### [Problem statement]
Lines holding the string "weet" are the ones to copy from this listing.

### [Exercise inputs]
▶

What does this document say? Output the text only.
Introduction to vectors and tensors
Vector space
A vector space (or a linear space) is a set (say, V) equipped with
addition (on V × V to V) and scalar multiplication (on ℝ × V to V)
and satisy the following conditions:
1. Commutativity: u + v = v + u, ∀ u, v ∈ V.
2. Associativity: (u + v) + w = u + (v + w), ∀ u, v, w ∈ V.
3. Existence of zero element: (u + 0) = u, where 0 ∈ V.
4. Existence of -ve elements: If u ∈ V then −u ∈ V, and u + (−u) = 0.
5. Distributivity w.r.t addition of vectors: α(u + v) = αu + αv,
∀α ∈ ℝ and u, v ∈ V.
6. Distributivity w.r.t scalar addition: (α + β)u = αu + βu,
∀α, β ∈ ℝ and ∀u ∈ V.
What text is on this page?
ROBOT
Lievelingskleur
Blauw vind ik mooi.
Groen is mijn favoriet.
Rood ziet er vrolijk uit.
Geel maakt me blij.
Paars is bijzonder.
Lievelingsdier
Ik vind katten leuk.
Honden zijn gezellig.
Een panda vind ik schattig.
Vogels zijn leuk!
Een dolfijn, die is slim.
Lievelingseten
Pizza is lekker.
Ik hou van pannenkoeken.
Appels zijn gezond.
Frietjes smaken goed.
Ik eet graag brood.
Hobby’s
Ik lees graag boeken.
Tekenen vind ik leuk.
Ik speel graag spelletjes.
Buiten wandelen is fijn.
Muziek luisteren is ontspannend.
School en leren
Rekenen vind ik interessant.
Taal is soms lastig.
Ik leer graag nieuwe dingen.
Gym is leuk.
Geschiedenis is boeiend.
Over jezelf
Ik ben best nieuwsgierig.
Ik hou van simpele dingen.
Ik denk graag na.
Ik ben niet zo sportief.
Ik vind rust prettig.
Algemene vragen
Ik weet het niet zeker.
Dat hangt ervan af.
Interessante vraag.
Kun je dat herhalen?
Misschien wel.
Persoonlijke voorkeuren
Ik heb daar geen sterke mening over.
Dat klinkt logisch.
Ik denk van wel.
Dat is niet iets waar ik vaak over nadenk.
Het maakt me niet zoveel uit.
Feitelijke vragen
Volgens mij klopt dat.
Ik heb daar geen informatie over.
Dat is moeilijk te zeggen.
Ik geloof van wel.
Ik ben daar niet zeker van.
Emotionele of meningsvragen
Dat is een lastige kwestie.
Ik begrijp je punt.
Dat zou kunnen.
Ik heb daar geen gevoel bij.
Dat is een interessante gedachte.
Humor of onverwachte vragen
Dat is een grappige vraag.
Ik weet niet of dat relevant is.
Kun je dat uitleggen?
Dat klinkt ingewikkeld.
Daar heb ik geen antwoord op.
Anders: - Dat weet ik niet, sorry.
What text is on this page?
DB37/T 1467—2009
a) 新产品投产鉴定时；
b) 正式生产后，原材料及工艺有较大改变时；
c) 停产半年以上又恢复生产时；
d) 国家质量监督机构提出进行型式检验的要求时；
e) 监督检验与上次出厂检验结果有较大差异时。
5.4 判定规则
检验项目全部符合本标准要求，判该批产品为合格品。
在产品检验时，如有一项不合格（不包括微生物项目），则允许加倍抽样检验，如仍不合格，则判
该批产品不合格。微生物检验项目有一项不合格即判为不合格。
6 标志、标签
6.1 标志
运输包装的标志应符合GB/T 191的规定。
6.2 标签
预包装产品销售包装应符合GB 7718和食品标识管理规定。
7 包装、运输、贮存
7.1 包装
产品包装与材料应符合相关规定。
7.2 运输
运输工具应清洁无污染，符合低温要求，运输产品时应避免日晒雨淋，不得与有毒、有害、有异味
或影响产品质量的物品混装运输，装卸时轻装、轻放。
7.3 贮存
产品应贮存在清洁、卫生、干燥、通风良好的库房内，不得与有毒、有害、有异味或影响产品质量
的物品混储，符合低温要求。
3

◀

### [Exercise answer]
Ik weet het niet zeker.
Ik weet niet of dat relevant is.
Anders: - Dat weet ik niet, sorry.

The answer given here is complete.